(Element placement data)
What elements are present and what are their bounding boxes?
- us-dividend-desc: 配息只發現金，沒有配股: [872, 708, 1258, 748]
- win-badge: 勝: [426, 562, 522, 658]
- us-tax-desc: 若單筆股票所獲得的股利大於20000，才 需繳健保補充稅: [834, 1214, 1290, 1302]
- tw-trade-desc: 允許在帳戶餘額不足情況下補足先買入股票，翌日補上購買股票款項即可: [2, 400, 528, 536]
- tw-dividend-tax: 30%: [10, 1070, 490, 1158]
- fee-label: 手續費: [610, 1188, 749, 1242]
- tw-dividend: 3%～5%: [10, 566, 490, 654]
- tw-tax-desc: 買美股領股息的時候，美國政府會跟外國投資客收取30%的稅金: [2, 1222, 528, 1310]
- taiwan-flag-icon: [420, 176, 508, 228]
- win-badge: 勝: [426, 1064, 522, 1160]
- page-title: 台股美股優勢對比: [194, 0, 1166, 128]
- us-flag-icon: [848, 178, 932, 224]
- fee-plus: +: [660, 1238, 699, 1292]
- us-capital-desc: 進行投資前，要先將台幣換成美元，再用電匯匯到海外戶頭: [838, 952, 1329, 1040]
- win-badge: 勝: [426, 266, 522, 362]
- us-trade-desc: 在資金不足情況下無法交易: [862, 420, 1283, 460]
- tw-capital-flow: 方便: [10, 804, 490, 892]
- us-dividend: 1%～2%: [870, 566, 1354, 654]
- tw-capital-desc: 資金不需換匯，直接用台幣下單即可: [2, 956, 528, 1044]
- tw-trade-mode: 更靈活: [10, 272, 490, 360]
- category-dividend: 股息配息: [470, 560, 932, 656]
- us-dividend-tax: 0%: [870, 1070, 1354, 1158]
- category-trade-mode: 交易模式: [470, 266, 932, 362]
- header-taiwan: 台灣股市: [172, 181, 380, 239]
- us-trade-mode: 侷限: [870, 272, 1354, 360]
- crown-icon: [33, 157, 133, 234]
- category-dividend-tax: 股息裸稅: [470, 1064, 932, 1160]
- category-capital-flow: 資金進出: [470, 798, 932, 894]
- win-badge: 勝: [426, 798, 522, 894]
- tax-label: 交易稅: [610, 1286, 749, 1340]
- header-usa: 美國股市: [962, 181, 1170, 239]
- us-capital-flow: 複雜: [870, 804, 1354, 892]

◆ **What to do**
Reproduce the material above line for line, leaving every character unchanged.

◆ **The answer**
What elements are present and what are their bounding boxes?
- us-dividend-desc: 配息只發現金，沒有配股: [872, 708, 1258, 748]
- win-badge: 勝: [426, 562, 522, 658]
- us-tax-desc: 若單筆股票所獲得的股利大於20000，才 需繳健保補充稅: [834, 1214, 1290, 1302]
- tw-trade-desc: 允許在帳戶餘額不足情況下補足先買入股票，翌日補上購買股票款項即可: [2, 400, 528, 536]
- tw-dividend-tax: 30%: [10, 1070, 490, 1158]
- fee-label: 手續費: [610, 1188, 749, 1242]
- tw-dividend: 3%～5%: [10, 566, 490, 654]
- tw-tax-desc: 買美股領股息的時候，美國政府會跟外國投資客收取30%的稅金: [2, 1222, 528, 1310]
- taiwan-flag-icon: [420, 176, 508, 228]
- win-badge: 勝: [426, 1064, 522, 1160]
- page-title: 台股美股優勢對比: [194, 0, 1166, 128]
- us-flag-icon: [848, 178, 932, 224]
- fee-plus: +: [660, 1238, 699, 1292]
- us-capital-desc: 進行投資前，要先將台幣換成美元，再用電匯匯到海外戶頭: [838, 952, 1329, 1040]
- win-badge: 勝: [426, 266, 522, 362]
- us-trade-desc: 在資金不足情況下無法交易: [862, 420, 1283, 460]
- tw-capital-flow: 方便: [10, 804, 490, 892]
- us-dividend: 1%～2%: [870, 566, 1354, 654]
- tw-capital-desc: 資金不需換匯，直接用台幣下單即可: [2, 956, 528, 1044]
- tw-trade-mode: 更靈活: [10, 272, 490, 360]
- category-dividend: 股息配息: [470, 560, 932, 656]
- us-dividend-tax: 0%: [870, 1070, 1354, 1158]
- category-trade-mode: 交易模式: [470, 266, 932, 362]
- header-taiwan: 台灣股市: [172, 181, 380, 239]
- us-trade-mode: 侷限: [870, 272, 1354, 360]
- crown-icon: [33, 157, 133, 234]
- category-dividend-tax: 股息裸稅: [470, 1064, 932, 1160]
- category-capital-flow: 資金進出: [470, 798, 932, 894]
- win-badge: 勝: [426, 798, 522, 894]
- tax-label: 交易稅: [610, 1286, 749, 1340]
- header-usa: 美國股市: [962, 181, 1170, 239]
- us-capital-flow: 複雜: [870, 804, 1354, 892]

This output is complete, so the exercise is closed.